Start of Data for this exercise

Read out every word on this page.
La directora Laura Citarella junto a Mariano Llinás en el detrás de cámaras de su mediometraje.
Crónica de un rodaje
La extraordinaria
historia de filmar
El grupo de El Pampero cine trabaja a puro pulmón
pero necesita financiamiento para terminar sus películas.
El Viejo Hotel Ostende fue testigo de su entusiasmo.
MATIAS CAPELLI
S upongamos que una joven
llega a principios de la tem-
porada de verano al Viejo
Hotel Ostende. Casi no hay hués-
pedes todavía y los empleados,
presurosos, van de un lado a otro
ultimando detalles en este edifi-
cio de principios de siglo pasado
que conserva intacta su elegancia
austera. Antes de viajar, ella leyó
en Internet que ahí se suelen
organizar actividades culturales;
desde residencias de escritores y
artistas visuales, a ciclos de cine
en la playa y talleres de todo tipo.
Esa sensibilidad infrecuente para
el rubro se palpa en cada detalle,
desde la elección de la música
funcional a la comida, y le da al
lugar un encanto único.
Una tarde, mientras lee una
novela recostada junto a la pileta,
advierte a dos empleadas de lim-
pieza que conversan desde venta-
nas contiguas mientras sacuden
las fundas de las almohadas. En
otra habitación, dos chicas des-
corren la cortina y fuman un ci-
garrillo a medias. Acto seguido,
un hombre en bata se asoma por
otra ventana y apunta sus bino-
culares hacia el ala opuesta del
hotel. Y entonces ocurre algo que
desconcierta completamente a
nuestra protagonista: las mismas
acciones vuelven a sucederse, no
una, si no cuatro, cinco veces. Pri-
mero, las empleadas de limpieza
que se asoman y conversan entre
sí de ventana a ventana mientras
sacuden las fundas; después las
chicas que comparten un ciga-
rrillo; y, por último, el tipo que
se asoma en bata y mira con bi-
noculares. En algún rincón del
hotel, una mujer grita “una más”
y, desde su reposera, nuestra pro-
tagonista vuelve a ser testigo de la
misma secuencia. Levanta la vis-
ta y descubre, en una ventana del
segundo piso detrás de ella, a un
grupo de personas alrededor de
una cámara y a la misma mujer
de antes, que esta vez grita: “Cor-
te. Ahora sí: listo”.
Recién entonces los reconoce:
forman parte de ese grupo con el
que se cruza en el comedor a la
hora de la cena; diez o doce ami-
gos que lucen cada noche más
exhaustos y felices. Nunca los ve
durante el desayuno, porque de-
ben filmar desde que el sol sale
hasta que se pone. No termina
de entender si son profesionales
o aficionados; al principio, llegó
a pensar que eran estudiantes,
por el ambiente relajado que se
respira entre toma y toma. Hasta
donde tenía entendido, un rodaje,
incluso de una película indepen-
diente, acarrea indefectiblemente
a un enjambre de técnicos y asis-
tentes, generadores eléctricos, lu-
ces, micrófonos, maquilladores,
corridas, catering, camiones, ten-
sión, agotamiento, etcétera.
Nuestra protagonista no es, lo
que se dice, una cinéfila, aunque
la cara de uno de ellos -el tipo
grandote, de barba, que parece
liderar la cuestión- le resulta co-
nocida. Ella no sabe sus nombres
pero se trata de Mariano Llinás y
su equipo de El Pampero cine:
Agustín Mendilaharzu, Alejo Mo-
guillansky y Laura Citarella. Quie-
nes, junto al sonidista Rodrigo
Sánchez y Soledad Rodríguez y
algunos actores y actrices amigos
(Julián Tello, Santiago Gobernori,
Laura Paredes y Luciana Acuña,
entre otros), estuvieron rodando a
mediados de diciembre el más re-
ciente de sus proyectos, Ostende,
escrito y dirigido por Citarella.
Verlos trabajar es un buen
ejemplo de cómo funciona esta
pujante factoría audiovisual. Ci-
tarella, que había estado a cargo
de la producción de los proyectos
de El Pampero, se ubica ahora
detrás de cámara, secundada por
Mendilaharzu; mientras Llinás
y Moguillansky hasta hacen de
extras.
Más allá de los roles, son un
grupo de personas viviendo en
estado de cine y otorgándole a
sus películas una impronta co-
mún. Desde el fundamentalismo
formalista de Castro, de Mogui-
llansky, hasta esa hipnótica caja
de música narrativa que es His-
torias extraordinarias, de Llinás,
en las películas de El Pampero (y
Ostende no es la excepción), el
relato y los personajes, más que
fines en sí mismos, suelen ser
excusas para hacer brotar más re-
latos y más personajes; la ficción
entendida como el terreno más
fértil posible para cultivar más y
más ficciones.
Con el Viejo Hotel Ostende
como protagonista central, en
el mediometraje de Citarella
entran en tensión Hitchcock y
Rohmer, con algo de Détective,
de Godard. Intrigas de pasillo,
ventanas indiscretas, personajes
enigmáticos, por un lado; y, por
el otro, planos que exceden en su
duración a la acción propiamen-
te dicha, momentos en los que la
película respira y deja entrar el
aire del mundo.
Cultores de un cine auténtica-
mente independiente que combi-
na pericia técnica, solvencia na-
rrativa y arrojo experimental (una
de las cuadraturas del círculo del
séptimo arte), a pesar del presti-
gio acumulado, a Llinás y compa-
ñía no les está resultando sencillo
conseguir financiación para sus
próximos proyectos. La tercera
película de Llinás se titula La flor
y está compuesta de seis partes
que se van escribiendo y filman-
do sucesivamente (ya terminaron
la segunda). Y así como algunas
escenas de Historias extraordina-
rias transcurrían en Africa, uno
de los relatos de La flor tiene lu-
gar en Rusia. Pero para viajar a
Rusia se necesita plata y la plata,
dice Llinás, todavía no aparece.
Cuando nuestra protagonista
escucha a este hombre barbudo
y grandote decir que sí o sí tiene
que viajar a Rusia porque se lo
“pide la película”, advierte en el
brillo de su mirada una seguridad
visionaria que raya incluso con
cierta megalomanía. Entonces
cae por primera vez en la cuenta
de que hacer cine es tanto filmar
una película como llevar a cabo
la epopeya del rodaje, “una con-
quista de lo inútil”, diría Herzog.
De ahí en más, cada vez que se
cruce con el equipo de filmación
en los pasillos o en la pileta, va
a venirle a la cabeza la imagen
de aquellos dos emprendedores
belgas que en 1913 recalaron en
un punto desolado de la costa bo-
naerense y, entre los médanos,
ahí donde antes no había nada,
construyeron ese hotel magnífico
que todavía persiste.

End of Data for this exercise

What needs to be done: Repeat the material from above exactly, word for word.

The solution:
Read out every word on this page.
La directora Laura Citarella junto a Mariano Llinás en el detrás de cámaras de su mediometraje.
Crónica de un rodaje
La extraordinaria
historia de filmar
El grupo de El Pampero cine trabaja a puro pulmón
pero necesita financiamiento para terminar sus películas.
El Viejo Hotel Ostende fue testigo de su entusiasmo.
MATIAS CAPELLI
S upongamos que una joven
llega a principios de la tem-
porada de verano al Viejo
Hotel Ostende. Casi no hay hués-
pedes todavía y los empleados,
presurosos, van de un lado a otro
ultimando detalles en este edifi-
cio de principios de siglo pasado
que conserva intacta su elegancia
austera. Antes de viajar, ella leyó
en Internet que ahí se suelen
organizar actividades culturales;
desde residencias de escritores y
artistas visuales, a ciclos de cine
en la playa y talleres de todo tipo.
Esa sensibilidad infrecuente para
el rubro se palpa en cada detalle,
desde la elección de la música
funcional a la comida, y le da al
lugar un encanto único.
Una tarde, mientras lee una
novela recostada junto a la pileta,
advierte a dos empleadas de lim-
pieza que conversan desde venta-
nas contiguas mientras sacuden
las fundas de las almohadas. En
otra habitación, dos chicas des-
corren la cortina y fuman un ci-
garrillo a medias. Acto seguido,
un hombre en bata se asoma por
otra ventana y apunta sus bino-
culares hacia el ala opuesta del
hotel. Y entonces ocurre algo que
desconcierta completamente a
nuestra protagonista: las mismas
acciones vuelven a sucederse, no
una, si no cuatro, cinco veces. Pri-
mero, las empleadas de limpieza
que se asoman y conversan entre
sí de ventana a ventana mientras
sacuden las fundas; después las
chicas que comparten un ciga-
rrillo; y, por último, el tipo que
se asoma en bata y mira con bi-
noculares. En algún rincón del
hotel, una mujer grita “una más”
y, desde su reposera, nuestra pro-
tagonista vuelve a ser testigo de la
misma secuencia. Levanta la vis-
ta y descubre, en una ventana del
segundo piso detrás de ella, a un
grupo de personas alrededor de
una cámara y a la misma mujer
de antes, que esta vez grita: “Cor-
te. Ahora sí: listo”.
Recién entonces los reconoce:
forman parte de ese grupo con el
que se cruza en el comedor a la
hora de la cena; diez o doce ami-
gos que lucen cada noche más
exhaustos y felices. Nunca los ve
durante el desayuno, porque de-
ben filmar desde que el sol sale
hasta que se pone. No termina
de entender si son profesionales
o aficionados; al principio, llegó
a pensar que eran estudiantes,
por el ambiente relajado que se
respira entre toma y toma. Hasta
donde tenía entendido, un rodaje,
incluso de una película indepen-
diente, acarrea indefectiblemente
a un enjambre de técnicos y asis-
tentes, generadores eléctricos, lu-
ces, micrófonos, maquilladores,
corridas, catering, camiones, ten-
sión, agotamiento, etcétera.
Nuestra protagonista no es, lo
que se dice, una cinéfila, aunque
la cara de uno de ellos -el tipo
grandote, de barba, que parece
liderar la cuestión- le resulta co-
nocida. Ella no sabe sus nombres
pero se trata de Mariano Llinás y
su equipo de El Pampero cine:
Agustín Mendilaharzu, Alejo Mo-
guillansky y Laura Citarella. Quie-
nes, junto al sonidista Rodrigo
Sánchez y Soledad Rodríguez y
algunos actores y actrices amigos
(Julián Tello, Santiago Gobernori,
Laura Paredes y Luciana Acuña,
entre otros), estuvieron rodando a
mediados de diciembre el más re-
ciente de sus proyectos, Ostende,
escrito y dirigido por Citarella.
Verlos trabajar es un buen
ejemplo de cómo funciona esta
pujante factoría audiovisual. Ci-
tarella, que había estado a cargo
de la producción de los proyectos
de El Pampero, se ubica ahora
detrás de cámara, secundada por
Mendilaharzu; mientras Llinás
y Moguillansky hasta hacen de
extras.
Más allá de los roles, son un
grupo de personas viviendo en
estado de cine y otorgándole a
sus películas una impronta co-
mún. Desde el fundamentalismo
formalista de Castro, de Mogui-
llansky, hasta esa hipnótica caja
de música narrativa que es His-
torias extraordinarias, de Llinás,
en las películas de El Pampero (y
Ostende no es la excepción), el
relato y los personajes, más que
fines en sí mismos, suelen ser
excusas para hacer brotar más re-
latos y más personajes; la ficción
entendida como el terreno más
fértil posible para cultivar más y
más ficciones.
Con el Viejo Hotel Ostende
como protagonista central, en
el mediometraje de Citarella
entran en tensión Hitchcock y
Rohmer, con algo de Détective,
de Godard. Intrigas de pasillo,
ventanas indiscretas, personajes
enigmáticos, por un lado; y, por
el otro, planos que exceden en su
duración a la acción propiamen-
te dicha, momentos en los que la
película respira y deja entrar el
aire del mundo.
Cultores de un cine auténtica-
mente independiente que combi-
na pericia técnica, solvencia na-
rrativa y arrojo experimental (una
de las cuadraturas del círculo del
séptimo arte), a pesar del presti-
gio acumulado, a Llinás y compa-
ñía no les está resultando sencillo
conseguir financiación para sus
próximos proyectos. La tercera
película de Llinás se titula La flor
y está compuesta de seis partes
que se van escribiendo y filman-
do sucesivamente (ya terminaron
la segunda). Y así como algunas
escenas de Historias extraordina-
rias transcurrían en Africa, uno
de los relatos de La flor tiene lu-
gar en Rusia. Pero para viajar a
Rusia se necesita plata y la plata,
dice Llinás, todavía no aparece.
Cuando nuestra protagonista
escucha a este hombre barbudo
y grandote decir que sí o sí tiene
que viajar a Rusia porque se lo
“pide la película”, advierte en el
brillo de su mirada una seguridad
visionaria que raya incluso con
cierta megalomanía. Entonces
cae por primera vez en la cuenta
de que hacer cine es tanto filmar
una película como llevar a cabo
la epopeya del rodaje, “una con-
quista de lo inútil”, diría Herzog.
De ahí en más, cada vez que se
cruce con el equipo de filmación
en los pasillos o en la pileta, va
a venirle a la cabeza la imagen
de aquellos dos emprendedores
belgas que en 1913 recalaron en
un punto desolado de la costa bo-
naerense y, entre los médanos,
ahí donde antes no había nada,
construyeron ese hotel magnífico
que todavía persiste.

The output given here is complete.